---------- DATA FOR THIS EXERCISE

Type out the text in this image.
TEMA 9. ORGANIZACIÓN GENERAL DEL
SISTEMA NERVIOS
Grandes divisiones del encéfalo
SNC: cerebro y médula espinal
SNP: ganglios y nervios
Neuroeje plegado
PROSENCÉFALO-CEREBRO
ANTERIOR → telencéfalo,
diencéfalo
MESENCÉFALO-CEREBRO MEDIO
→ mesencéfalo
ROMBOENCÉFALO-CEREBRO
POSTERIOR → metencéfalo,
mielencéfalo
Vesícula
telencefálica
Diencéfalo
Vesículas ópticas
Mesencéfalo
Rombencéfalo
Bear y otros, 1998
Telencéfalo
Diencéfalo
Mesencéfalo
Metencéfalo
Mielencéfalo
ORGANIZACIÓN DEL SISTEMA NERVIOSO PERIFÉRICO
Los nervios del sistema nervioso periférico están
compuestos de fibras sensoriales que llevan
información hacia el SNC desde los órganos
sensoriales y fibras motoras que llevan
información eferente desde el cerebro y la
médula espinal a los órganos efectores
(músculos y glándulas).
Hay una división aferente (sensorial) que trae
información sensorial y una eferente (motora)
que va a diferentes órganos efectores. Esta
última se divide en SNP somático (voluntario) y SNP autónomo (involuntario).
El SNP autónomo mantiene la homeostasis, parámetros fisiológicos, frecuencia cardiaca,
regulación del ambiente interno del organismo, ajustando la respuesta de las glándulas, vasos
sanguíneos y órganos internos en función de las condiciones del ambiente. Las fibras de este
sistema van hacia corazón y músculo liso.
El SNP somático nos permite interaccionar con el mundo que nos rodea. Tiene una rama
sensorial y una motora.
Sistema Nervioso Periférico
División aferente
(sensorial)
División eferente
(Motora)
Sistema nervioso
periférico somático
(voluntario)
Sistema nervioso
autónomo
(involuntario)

--------------------

● EXERCISE TASK
List every line above that contains the word "ambiente".

● RESULT OF THE EXERCISE
regulación del ambiente interno del organismo, ajustando la respuesta de las glándulas, vasos
sanguíneos y órganos internos en función de las condiciones del ambiente. Las fibras de este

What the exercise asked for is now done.